Exercise objective: Which lines below hold the word "title"? Report each one.

>> Begin

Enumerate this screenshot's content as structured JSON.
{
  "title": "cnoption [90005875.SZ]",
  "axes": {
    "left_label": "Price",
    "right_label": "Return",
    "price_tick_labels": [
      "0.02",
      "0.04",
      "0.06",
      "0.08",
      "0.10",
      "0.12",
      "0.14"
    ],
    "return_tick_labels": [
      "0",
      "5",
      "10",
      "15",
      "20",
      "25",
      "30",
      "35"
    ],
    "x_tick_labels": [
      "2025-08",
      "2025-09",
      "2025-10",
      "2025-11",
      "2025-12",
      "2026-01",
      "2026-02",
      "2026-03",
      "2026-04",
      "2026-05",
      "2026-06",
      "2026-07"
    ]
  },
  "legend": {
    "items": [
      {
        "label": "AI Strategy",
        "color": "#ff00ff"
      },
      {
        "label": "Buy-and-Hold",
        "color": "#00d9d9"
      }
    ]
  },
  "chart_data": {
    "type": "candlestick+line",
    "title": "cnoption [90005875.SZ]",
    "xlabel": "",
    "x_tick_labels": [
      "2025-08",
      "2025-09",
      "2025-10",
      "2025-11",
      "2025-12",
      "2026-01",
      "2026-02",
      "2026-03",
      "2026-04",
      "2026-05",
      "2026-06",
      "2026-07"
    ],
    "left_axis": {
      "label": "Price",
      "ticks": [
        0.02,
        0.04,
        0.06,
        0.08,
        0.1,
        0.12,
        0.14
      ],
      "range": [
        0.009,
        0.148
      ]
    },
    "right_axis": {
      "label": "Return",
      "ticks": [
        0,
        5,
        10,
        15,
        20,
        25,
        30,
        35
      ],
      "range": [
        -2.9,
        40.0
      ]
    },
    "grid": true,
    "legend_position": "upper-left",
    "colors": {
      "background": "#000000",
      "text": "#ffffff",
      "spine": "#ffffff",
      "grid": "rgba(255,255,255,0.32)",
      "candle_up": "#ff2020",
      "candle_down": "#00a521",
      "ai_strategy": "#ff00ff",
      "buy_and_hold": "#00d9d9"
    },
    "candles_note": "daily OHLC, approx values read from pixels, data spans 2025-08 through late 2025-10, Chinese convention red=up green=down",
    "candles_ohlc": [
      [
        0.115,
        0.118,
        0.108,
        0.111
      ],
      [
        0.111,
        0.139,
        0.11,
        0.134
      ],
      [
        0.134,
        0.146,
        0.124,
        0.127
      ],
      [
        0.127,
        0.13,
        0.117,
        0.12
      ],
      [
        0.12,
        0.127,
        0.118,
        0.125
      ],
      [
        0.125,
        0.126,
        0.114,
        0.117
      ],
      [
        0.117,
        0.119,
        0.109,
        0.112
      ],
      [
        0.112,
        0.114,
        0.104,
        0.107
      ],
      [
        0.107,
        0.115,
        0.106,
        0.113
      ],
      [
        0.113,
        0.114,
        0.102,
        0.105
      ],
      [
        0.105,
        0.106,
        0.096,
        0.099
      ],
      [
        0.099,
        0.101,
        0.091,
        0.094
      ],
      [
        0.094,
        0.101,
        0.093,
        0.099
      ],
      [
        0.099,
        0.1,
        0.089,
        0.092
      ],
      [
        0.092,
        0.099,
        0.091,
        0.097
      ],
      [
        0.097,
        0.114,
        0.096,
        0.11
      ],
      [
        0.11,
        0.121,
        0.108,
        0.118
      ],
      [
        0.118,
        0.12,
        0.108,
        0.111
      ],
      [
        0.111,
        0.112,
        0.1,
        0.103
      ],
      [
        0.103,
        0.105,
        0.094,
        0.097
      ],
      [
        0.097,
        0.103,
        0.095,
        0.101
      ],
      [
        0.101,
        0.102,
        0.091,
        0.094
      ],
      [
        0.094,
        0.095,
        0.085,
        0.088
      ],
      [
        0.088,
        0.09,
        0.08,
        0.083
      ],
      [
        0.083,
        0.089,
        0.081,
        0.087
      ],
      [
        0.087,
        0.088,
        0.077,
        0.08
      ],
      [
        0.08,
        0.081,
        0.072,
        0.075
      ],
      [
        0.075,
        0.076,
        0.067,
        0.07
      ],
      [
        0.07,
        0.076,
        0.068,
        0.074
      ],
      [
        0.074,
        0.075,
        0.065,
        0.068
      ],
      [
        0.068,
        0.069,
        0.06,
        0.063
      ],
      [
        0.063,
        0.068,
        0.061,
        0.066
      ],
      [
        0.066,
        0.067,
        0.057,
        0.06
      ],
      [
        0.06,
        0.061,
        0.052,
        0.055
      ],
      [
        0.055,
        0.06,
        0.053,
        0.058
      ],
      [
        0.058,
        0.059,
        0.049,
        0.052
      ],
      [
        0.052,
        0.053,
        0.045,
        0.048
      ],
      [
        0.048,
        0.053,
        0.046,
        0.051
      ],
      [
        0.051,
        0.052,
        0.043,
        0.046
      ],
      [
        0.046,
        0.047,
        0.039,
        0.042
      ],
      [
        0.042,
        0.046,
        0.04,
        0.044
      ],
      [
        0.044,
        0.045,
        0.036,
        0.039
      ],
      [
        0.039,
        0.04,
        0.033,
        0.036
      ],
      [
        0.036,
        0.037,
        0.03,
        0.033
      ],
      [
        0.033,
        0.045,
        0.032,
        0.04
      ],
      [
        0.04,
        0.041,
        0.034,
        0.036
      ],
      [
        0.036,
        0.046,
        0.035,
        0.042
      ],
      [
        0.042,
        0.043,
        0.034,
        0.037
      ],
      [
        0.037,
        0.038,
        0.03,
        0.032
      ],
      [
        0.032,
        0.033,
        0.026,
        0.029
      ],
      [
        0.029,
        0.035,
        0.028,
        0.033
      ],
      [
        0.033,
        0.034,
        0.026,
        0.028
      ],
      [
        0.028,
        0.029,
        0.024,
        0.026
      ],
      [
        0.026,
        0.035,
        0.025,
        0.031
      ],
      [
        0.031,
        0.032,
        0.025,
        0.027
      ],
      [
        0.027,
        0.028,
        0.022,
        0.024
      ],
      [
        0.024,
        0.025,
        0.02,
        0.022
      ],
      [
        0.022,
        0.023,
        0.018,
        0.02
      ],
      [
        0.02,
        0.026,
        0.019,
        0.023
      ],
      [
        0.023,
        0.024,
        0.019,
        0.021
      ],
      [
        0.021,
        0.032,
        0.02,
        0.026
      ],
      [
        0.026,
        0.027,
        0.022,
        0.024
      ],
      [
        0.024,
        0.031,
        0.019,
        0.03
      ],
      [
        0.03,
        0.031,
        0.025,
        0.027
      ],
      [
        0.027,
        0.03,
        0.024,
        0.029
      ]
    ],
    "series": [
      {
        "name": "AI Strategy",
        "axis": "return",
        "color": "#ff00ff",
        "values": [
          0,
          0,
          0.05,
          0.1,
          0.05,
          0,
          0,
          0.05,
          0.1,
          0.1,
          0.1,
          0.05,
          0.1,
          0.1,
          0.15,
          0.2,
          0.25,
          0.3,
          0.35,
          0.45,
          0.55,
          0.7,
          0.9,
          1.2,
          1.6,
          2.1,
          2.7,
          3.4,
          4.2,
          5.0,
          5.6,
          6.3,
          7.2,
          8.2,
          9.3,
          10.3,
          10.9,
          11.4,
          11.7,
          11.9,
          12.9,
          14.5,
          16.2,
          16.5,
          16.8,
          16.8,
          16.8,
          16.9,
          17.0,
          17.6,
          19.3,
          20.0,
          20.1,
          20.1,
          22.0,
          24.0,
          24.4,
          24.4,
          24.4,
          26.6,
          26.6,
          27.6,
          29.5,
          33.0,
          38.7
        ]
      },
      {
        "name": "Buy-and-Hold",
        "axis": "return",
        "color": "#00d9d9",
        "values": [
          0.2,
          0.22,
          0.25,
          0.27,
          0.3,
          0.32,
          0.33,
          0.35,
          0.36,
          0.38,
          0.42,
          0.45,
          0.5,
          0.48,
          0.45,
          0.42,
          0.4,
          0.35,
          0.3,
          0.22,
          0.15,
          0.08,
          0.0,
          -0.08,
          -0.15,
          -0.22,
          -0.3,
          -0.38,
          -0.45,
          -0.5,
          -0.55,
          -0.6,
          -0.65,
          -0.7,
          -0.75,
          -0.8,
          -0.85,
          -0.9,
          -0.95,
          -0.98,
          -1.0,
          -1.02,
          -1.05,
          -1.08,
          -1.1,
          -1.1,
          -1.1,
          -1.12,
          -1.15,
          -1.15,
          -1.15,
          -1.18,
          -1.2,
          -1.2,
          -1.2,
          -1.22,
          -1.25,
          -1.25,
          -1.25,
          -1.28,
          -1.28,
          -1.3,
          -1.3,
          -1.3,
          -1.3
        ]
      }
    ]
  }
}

>> End

Response for this exercise:
  "title": "cnoption [90005875.SZ]",
    "title": "cnoption [90005875.SZ]",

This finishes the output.